• Série de tâches:
1. D'après l'entretien, que fait Frédérique Guétat-Liviani avant d'écrire sur des feuilles ?
2. Recopiez, dans l'entretien, tout le passage allant de « Ce qui m’intéresse » jusqu'à « sur le poème. ».
3. Énumérez ce que peuvent être, selon l'entretien, les objets employés dans les installations.

• Texte du document:
++++

Liliane Giraudon : Pour te présenter, une notice
biographique récente précise : « Elle n’est ni de la caste des poètes
ni de celle des artistes »... « Cette impureté la rend
joyeuse ». Est-ce que tu peux tenter de t’expliquer sur cette
« marge » où tu sembles te déplacer ?
Frédérique Guétat-Liviani : Je ne crois pas être dans la marge. Ce que je
veux dire c’est que ce n’est pas moi
qui me mets volontairement dans la marge. Peut-être que je m’y retrouve parce
que c’est compliqué d’être tout le temps déplacée. J’essaie plutôt de trouver
le centre le noyau de mes différentes pratiques. Pas seulement
des pratiques artistiques. Des pratiques aussi de la vie quotidienne du vraiment banal. Et j’essaie de trouver
l’endroit de la rencontre entre le
ménage et le poème entre le dessin et
l’installation entre le sommeil et la
récitation.
Ce qui m’intéresse c’est « Où il est le poème ? » parce que lui aussi il se déplace tout le temps. Avant d’écrire
sur des feuilles je fais des
installations avec des objets. Des
objets qui peuvent être des lettres des
mots des vers. Cela me parait
évident. Ces installations ce sont des poèmes. On ne va quand même pas
continuer à faire comme si le livre avait un titre de propriété sur le poème.

++++

• Lignes fournies:
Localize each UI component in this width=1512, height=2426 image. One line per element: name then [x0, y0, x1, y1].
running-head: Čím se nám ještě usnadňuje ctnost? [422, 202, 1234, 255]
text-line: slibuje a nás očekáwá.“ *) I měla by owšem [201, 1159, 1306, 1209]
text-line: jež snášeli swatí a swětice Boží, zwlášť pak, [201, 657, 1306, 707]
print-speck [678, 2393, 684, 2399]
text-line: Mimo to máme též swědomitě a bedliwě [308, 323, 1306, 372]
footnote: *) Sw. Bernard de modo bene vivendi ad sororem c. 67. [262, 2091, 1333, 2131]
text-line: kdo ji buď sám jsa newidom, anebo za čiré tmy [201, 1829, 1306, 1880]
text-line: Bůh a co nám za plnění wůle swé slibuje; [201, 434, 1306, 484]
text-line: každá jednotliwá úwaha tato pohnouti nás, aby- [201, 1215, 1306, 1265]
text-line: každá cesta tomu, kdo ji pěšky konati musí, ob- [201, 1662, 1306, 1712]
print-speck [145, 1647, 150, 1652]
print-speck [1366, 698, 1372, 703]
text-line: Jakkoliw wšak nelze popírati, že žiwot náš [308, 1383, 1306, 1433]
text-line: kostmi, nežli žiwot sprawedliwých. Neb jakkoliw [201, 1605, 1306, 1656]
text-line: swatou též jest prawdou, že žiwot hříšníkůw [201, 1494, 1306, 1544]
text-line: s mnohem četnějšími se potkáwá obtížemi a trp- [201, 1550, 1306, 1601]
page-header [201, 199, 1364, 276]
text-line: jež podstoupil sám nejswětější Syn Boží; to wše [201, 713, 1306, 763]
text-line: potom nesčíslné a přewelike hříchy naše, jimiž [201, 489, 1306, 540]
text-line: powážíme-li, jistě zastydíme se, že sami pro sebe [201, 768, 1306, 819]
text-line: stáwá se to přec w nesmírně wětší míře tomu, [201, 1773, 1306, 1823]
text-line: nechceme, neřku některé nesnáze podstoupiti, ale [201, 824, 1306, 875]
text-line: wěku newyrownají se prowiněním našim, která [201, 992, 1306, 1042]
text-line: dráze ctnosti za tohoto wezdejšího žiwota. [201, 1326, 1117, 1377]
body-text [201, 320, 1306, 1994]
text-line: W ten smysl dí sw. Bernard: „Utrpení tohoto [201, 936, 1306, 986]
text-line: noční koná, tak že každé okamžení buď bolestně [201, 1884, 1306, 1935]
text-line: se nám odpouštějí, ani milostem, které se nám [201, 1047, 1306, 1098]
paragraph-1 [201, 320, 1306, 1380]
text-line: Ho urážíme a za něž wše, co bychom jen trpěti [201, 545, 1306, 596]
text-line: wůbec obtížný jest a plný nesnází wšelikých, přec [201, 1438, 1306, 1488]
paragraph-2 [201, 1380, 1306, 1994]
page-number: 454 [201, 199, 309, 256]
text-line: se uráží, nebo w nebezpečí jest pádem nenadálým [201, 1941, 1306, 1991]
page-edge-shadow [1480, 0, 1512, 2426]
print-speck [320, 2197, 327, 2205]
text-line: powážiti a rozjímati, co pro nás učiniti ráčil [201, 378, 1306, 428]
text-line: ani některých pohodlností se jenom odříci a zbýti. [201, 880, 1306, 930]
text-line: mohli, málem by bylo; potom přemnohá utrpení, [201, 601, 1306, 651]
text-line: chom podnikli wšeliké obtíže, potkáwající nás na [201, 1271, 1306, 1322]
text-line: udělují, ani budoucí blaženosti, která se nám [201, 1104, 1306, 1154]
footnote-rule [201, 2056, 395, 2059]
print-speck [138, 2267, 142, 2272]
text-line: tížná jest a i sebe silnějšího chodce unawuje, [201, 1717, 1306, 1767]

++++

• Résultats:
1. Elle fait des installations avec des objets.

2.
Ce qui m’intéresse c’est « Où il est le poème ? » parce que lui aussi il se déplace tout le temps. Avant d’écrire
sur des feuilles je fais des
installations avec des objets. Des
objets qui peuvent être des lettres des
mots des vers. Cela me parait
évident. Ces installations ce sont des poèmes. On ne va quand même pas
continuer à faire comme si le livre avait un titre de propriété sur le poème.

3. Des lettres, des mots, des vers.